--- Given data ---
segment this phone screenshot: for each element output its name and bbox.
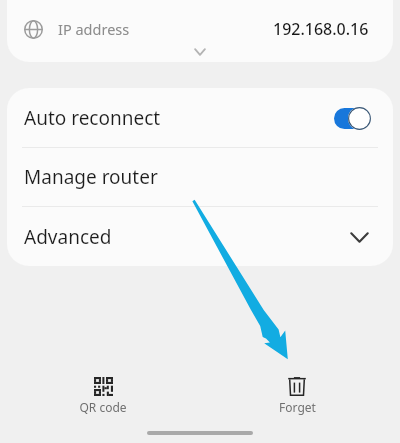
staticText: Forget xyxy=(279,399,316,415)
button[interactable]: IP address xyxy=(7,6,393,52)
button[interactable]: Manage router xyxy=(7,148,393,206)
staticText: IP address xyxy=(58,19,130,39)
button[interactable]: Advanced xyxy=(7,207,393,266)
staticText: Auto reconnect xyxy=(24,105,161,131)
staticText: 192.168.0.16 xyxy=(273,18,369,40)
staticText: QR code xyxy=(79,399,127,415)
staticText: Advanced xyxy=(24,224,112,250)
staticText: Manage router xyxy=(24,164,158,190)
button[interactable]: Auto reconnect xyxy=(7,88,393,147)
button[interactable]: Show QR code xyxy=(53,374,153,415)
button[interactable]: Forget network xyxy=(247,374,347,415)
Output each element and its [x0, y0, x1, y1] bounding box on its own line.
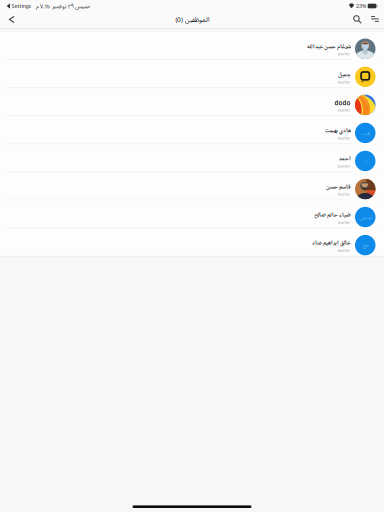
button[interactable]: Search — [349, 12, 366, 27]
staticText: 23% — [356, 2, 366, 10]
staticText: ضياء حاتم صالح — [314, 211, 350, 219]
button[interactable]: جميل — [0, 60, 384, 88]
button[interactable]: Filter — [366, 12, 384, 27]
staticText: teacher — [338, 248, 350, 253]
button[interactable]: قاسم حسن — [0, 172, 384, 200]
staticText: teacher — [338, 107, 350, 112]
button[interactable]: Back — [1, 12, 23, 27]
button[interactable]: dodo — [0, 88, 384, 116]
staticText: ا — [365, 157, 366, 165]
staticText: خميس ٢٩ نوفمبر ٧.٢٥ م — [35, 2, 89, 10]
staticText: شرغام حسن عبدالله — [306, 43, 350, 51]
button[interactable]: هادي بهجت — [0, 116, 384, 144]
staticText: teacher — [338, 51, 350, 56]
staticText: dodo — [334, 99, 350, 107]
button[interactable]: احمد — [0, 144, 384, 172]
staticText: الموظفين (0) — [174, 15, 210, 24]
staticText: teacher — [338, 79, 350, 84]
button[interactable]: شرغام حسن عبدالله — [0, 32, 384, 60]
button[interactable]: خالق ابراهيم عناد — [0, 228, 384, 256]
staticText: هب — [361, 129, 370, 137]
staticText: قاسم حسن — [326, 183, 350, 191]
staticText: احمد — [338, 155, 350, 163]
staticText: teacher — [338, 135, 350, 141]
staticText: خع — [362, 241, 368, 249]
staticText: Settings — [11, 2, 31, 10]
staticText: خالق ابراهيم عناد — [312, 239, 350, 247]
button[interactable]: ضياء حاتم صالح — [0, 200, 384, 228]
staticText: ضص — [359, 213, 372, 221]
staticText: teacher — [338, 191, 350, 197]
staticText: teacher — [338, 219, 350, 225]
staticText: هادي بهجت — [324, 127, 350, 135]
button[interactable]: Settings — [0, 2, 31, 10]
staticText: جميل — [338, 71, 350, 79]
staticText: teacher — [338, 163, 350, 169]
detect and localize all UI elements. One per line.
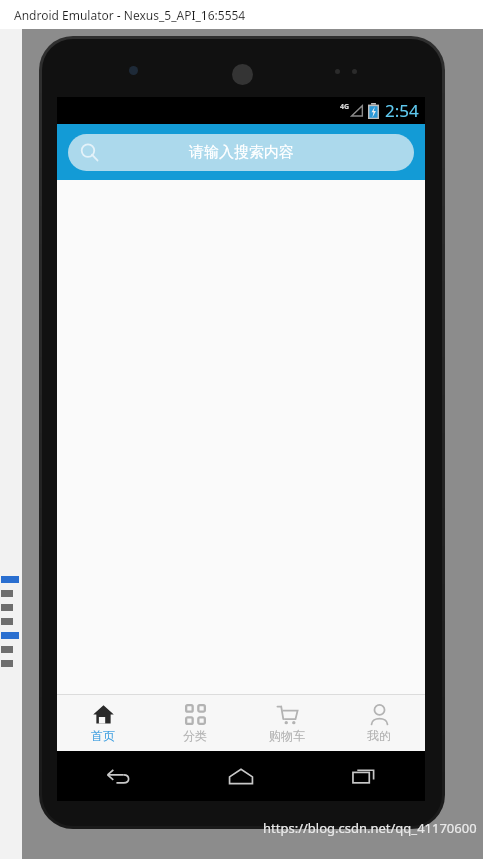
staticText: 首页 bbox=[91, 728, 115, 743]
button[interactable]: Back bbox=[57, 751, 179, 801]
button[interactable]: 分类 bbox=[149, 695, 241, 751]
button[interactable]: Recent apps bbox=[302, 751, 425, 801]
staticText: 请输入搜索内容 bbox=[189, 143, 294, 162]
staticText: 购物车 bbox=[269, 728, 305, 743]
staticText: 我的 bbox=[367, 728, 391, 743]
staticText: https://blog.csdn.net/qq_41170600 bbox=[263, 819, 477, 837]
staticText: 分类 bbox=[183, 728, 207, 743]
button[interactable]: 购物车 bbox=[241, 695, 333, 751]
button[interactable]: Home bbox=[179, 751, 302, 801]
staticText: Android Emulator - Nexus_5_API_16:5554 bbox=[14, 7, 246, 23]
button[interactable]: 请输入搜索内容 bbox=[68, 134, 414, 171]
button[interactable]: 我的 bbox=[333, 695, 425, 751]
staticText: 2:54 bbox=[385, 99, 419, 122]
staticText: 4G bbox=[340, 102, 350, 112]
button[interactable]: 首页 bbox=[57, 695, 149, 751]
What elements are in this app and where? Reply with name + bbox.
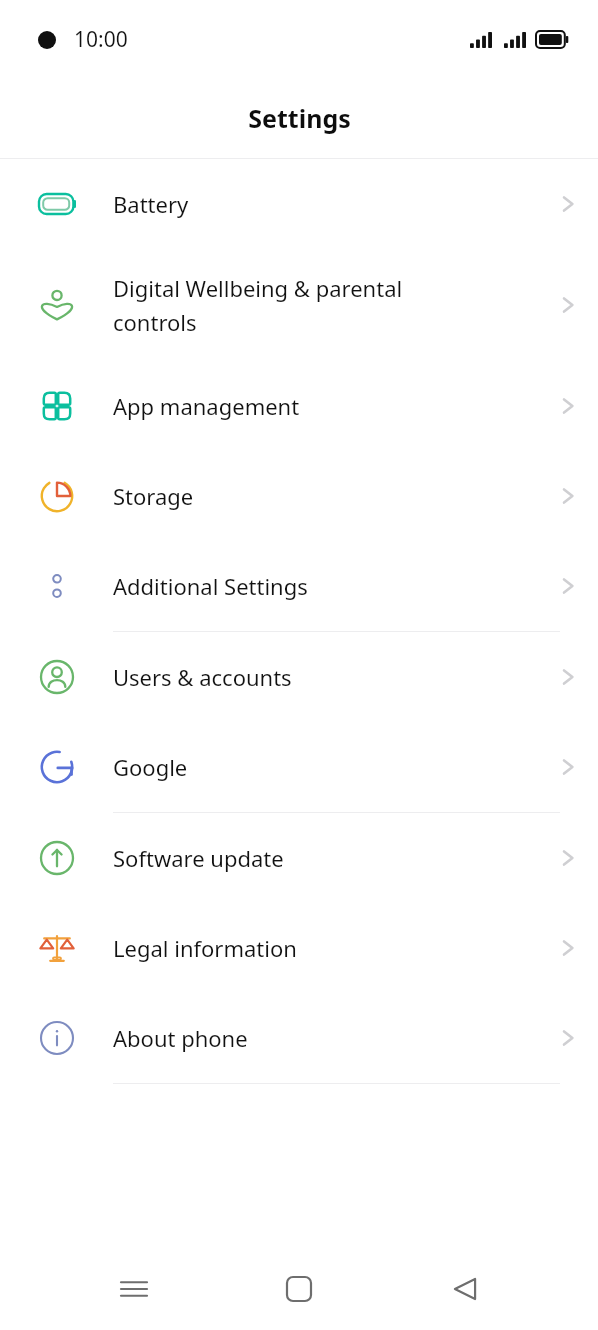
- staticText: Settings: [248, 101, 351, 135]
- staticText: 10:00: [74, 25, 128, 54]
- button[interactable]: About phone: [0, 993, 598, 1083]
- staticText: Storage: [113, 481, 526, 511]
- button[interactable]: Software update: [0, 813, 598, 903]
- button[interactable]: Legal information: [0, 903, 598, 993]
- button[interactable]: Battery: [0, 159, 598, 249]
- staticText: About phone: [113, 1023, 526, 1053]
- button[interactable]: Back: [433, 1257, 497, 1321]
- staticText: Google: [113, 752, 526, 782]
- staticText: Battery: [113, 189, 526, 219]
- button[interactable]: App management: [0, 361, 598, 451]
- staticText: Users & accounts: [113, 662, 526, 692]
- staticText: Digital Wellbeing & parental controls: [113, 273, 526, 337]
- button[interactable]: Additional Settings: [0, 541, 598, 631]
- button[interactable]: Storage: [0, 451, 598, 541]
- button[interactable]: Home: [267, 1257, 331, 1321]
- button[interactable]: Recent apps: [102, 1257, 166, 1321]
- button[interactable]: Users & accounts: [0, 632, 598, 722]
- staticText: Software update: [113, 843, 526, 873]
- staticText: App management: [113, 391, 526, 421]
- staticText: Additional Settings: [113, 571, 526, 601]
- staticText: Legal information: [113, 933, 526, 963]
- button[interactable]: Google: [0, 722, 598, 812]
- button[interactable]: Digital Wellbeing & parental controls: [0, 249, 598, 361]
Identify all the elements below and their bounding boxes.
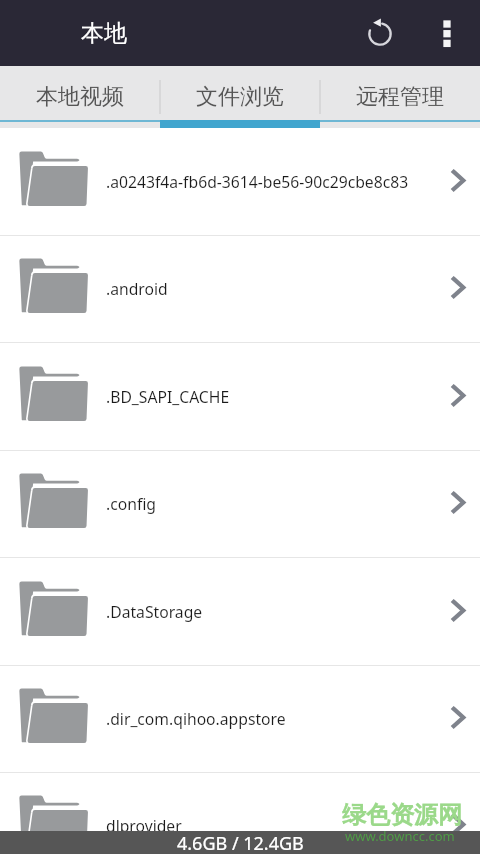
staticText: 本地视频 — [36, 83, 124, 111]
button[interactable]: 本地视频 — [0, 66, 160, 128]
button[interactable]: .BD_SAPI_CACHE — [0, 342, 480, 450]
button[interactable]: 文件浏览 — [160, 66, 320, 128]
button[interactable]: 远程管理 — [320, 66, 480, 128]
staticText: 4.6GB / 12.4GB — [177, 831, 304, 854]
staticText: .config — [106, 493, 432, 514]
button[interactable]: .dir_com.qihoo.appstore — [0, 665, 480, 772]
button[interactable]: .a0243f4a-fb6d-3614-be56-90c29cbe8c83 — [0, 128, 480, 235]
button[interactable]: .DataStorage — [0, 557, 480, 665]
button[interactable]: .config — [0, 450, 480, 557]
staticText: 绿色资源网 — [342, 800, 462, 830]
staticText: www.downcc.com — [345, 827, 455, 845]
button[interactable]: dlprovider — [0, 772, 480, 854]
staticText: .android — [106, 278, 432, 299]
staticText: .a0243f4a-fb6d-3614-be56-90c29cbe8c83 — [106, 171, 432, 192]
staticText: .dir_com.qihoo.appstore — [106, 708, 432, 729]
button[interactable]: .android — [0, 235, 480, 342]
staticText: 文件浏览 — [196, 83, 284, 111]
staticText: dlprovider — [106, 815, 432, 836]
staticText: 远程管理 — [356, 83, 444, 111]
staticText: 本地 — [81, 19, 127, 48]
button[interactable]: Refresh — [355, 9, 404, 58]
staticText: .DataStorage — [106, 601, 432, 622]
staticText: .BD_SAPI_CACHE — [106, 386, 432, 407]
button[interactable]: More options — [423, 9, 471, 57]
button[interactable]: 4.6GB / 12.4GB — [0, 831, 480, 854]
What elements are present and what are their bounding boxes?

--- Job ---
Write out every row above word for word, leaving out the pictures.

--- Answer to the exercise ---
segment this phone screenshot: for each element output its name and bbox.
staticText: Forget xyxy=(279,399,316,415)
button[interactable]: IP address xyxy=(7,6,393,52)
button[interactable]: Manage router xyxy=(7,148,393,206)
staticText: IP address xyxy=(58,19,130,39)
button[interactable]: Advanced xyxy=(7,207,393,266)
staticText: Auto reconnect xyxy=(24,105,161,131)
staticText: 192.168.0.16 xyxy=(273,18,369,40)
staticText: QR code xyxy=(79,399,127,415)
staticText: Advanced xyxy=(24,224,112,250)
staticText: Manage router xyxy=(24,164,158,190)
button[interactable]: Auto reconnect xyxy=(7,88,393,147)
button[interactable]: Show QR code xyxy=(53,374,153,415)
button[interactable]: Forget network xyxy=(247,374,347,415)
Output each element and its [x0, y0, x1, y1] bounding box on its own line.
button[interactable]: Search — [349, 12, 366, 27]
staticText: 23% — [356, 2, 366, 10]
staticText: ضياء حاتم صالح — [314, 211, 350, 219]
button[interactable]: جميل — [0, 60, 384, 88]
button[interactable]: Filter — [366, 12, 384, 27]
staticText: teacher — [338, 248, 350, 253]
button[interactable]: قاسم حسن — [0, 172, 384, 200]
staticText: teacher — [338, 107, 350, 112]
button[interactable]: Back — [1, 12, 23, 27]
button[interactable]: dodo — [0, 88, 384, 116]
staticText: ا — [365, 157, 366, 165]
staticText: خميس ٢٩ نوفمبر ٧.٢٥ م — [35, 2, 89, 10]
staticText: شرغام حسن عبدالله — [306, 43, 350, 51]
button[interactable]: هادي بهجت — [0, 116, 384, 144]
staticText: teacher — [338, 51, 350, 56]
staticText: dodo — [334, 99, 350, 107]
button[interactable]: احمد — [0, 144, 384, 172]
staticText: الموظفين (0) — [174, 15, 210, 24]
staticText: teacher — [338, 79, 350, 84]
button[interactable]: شرغام حسن عبدالله — [0, 32, 384, 60]
button[interactable]: خالق ابراهيم عناد — [0, 228, 384, 256]
staticText: هب — [361, 129, 370, 137]
staticText: قاسم حسن — [326, 183, 350, 191]
staticText: احمد — [338, 155, 350, 163]
staticText: teacher — [338, 135, 350, 141]
staticText: خع — [362, 241, 368, 249]
staticText: Settings — [11, 2, 31, 10]
staticText: خالق ابراهيم عناد — [312, 239, 350, 247]
button[interactable]: ضياء حاتم صالح — [0, 200, 384, 228]
staticText: ضص — [359, 213, 372, 221]
staticText: teacher — [338, 191, 350, 197]
staticText: teacher — [338, 219, 350, 225]
staticText: هادي بهجت — [324, 127, 350, 135]
button[interactable]: Settings — [0, 2, 31, 10]
staticText: جميل — [338, 71, 350, 79]
staticText: teacher — [338, 163, 350, 169]
detect and localize all UI elements. One per line.
staticText: 首页 bbox=[91, 728, 115, 743]
button[interactable]: Back bbox=[57, 751, 179, 801]
button[interactable]: 分类 bbox=[149, 695, 241, 751]
button[interactable]: Recent apps bbox=[302, 751, 425, 801]
staticText: 请输入搜索内容 bbox=[189, 143, 294, 162]
staticText: 购物车 bbox=[269, 728, 305, 743]
staticText: 我的 bbox=[367, 728, 391, 743]
staticText: https://blog.csdn.net/qq_41170600 bbox=[263, 819, 477, 837]
staticText: 分类 bbox=[183, 728, 207, 743]
button[interactable]: 购物车 bbox=[241, 695, 333, 751]
button[interactable]: Home bbox=[179, 751, 302, 801]
staticText: Android Emulator - Nexus_5_API_16:5554 bbox=[14, 7, 246, 23]
button[interactable]: 请输入搜索内容 bbox=[68, 134, 414, 171]
button[interactable]: 我的 bbox=[333, 695, 425, 751]
staticText: 2:54 bbox=[385, 99, 419, 122]
staticText: 4G bbox=[340, 102, 350, 112]
button[interactable]: 首页 bbox=[57, 695, 149, 751]
What elements are in this app and where? Reply with name + bbox.
- staticText: Settings: [248, 101, 351, 135]
- staticText: 10:00: [74, 25, 128, 54]
- button[interactable]: About phone: [0, 993, 598, 1083]
- staticText: Storage: [113, 481, 526, 511]
- button[interactable]: Software update: [0, 813, 598, 903]
- button[interactable]: Legal information: [0, 903, 598, 993]
- button[interactable]: Battery: [0, 159, 598, 249]
- staticText: About phone: [113, 1023, 526, 1053]
- button[interactable]: Back: [433, 1257, 497, 1321]
- staticText: Google: [113, 752, 526, 782]
- staticText: Battery: [113, 189, 526, 219]
- button[interactable]: App management: [0, 361, 598, 451]
- staticText: Users & accounts: [113, 662, 526, 692]
- staticText: Digital Wellbeing & parental controls: [113, 273, 526, 337]
- button[interactable]: Additional Settings: [0, 541, 598, 631]
- button[interactable]: Storage: [0, 451, 598, 541]
- button[interactable]: Home: [267, 1257, 331, 1321]
- button[interactable]: Recent apps: [102, 1257, 166, 1321]
- button[interactable]: Users & accounts: [0, 632, 598, 722]
- staticText: Software update: [113, 843, 526, 873]
- staticText: App management: [113, 391, 526, 421]
- staticText: Additional Settings: [113, 571, 526, 601]
- staticText: Legal information: [113, 933, 526, 963]
- button[interactable]: Google: [0, 722, 598, 812]
- button[interactable]: Digital Wellbeing & parental controls: [0, 249, 598, 361]
Identify all the elements below and their bounding boxes.
staticText: 本地视频 — [36, 83, 124, 111]
button[interactable]: 本地视频 — [0, 66, 160, 128]
button[interactable]: .BD_SAPI_CACHE — [0, 342, 480, 450]
button[interactable]: 文件浏览 — [160, 66, 320, 128]
button[interactable]: 远程管理 — [320, 66, 480, 128]
staticText: 4.6GB / 12.4GB — [177, 831, 304, 854]
staticText: .config — [106, 493, 432, 514]
button[interactable]: .dir_com.qihoo.appstore — [0, 665, 480, 772]
button[interactable]: .a0243f4a-fb6d-3614-be56-90c29cbe8c83 — [0, 128, 480, 235]
button[interactable]: .DataStorage — [0, 557, 480, 665]
button[interactable]: .config — [0, 450, 480, 557]
staticText: 绿色资源网 — [342, 800, 462, 830]
staticText: www.downcc.com — [345, 827, 455, 845]
button[interactable]: dlprovider — [0, 772, 480, 854]
staticText: .android — [106, 278, 432, 299]
staticText: .a0243f4a-fb6d-3614-be56-90c29cbe8c83 — [106, 171, 432, 192]
staticText: .dir_com.qihoo.appstore — [106, 708, 432, 729]
button[interactable]: .android — [0, 235, 480, 342]
staticText: 文件浏览 — [196, 83, 284, 111]
staticText: dlprovider — [106, 815, 432, 836]
staticText: 远程管理 — [356, 83, 444, 111]
staticText: 本地 — [81, 19, 127, 48]
button[interactable]: Refresh — [355, 9, 404, 58]
staticText: .DataStorage — [106, 601, 432, 622]
staticText: .BD_SAPI_CACHE — [106, 386, 432, 407]
button[interactable]: More options — [423, 9, 471, 57]
button[interactable]: 4.6GB / 12.4GB — [0, 831, 480, 854]
What elements are present and what are their bounding boxes?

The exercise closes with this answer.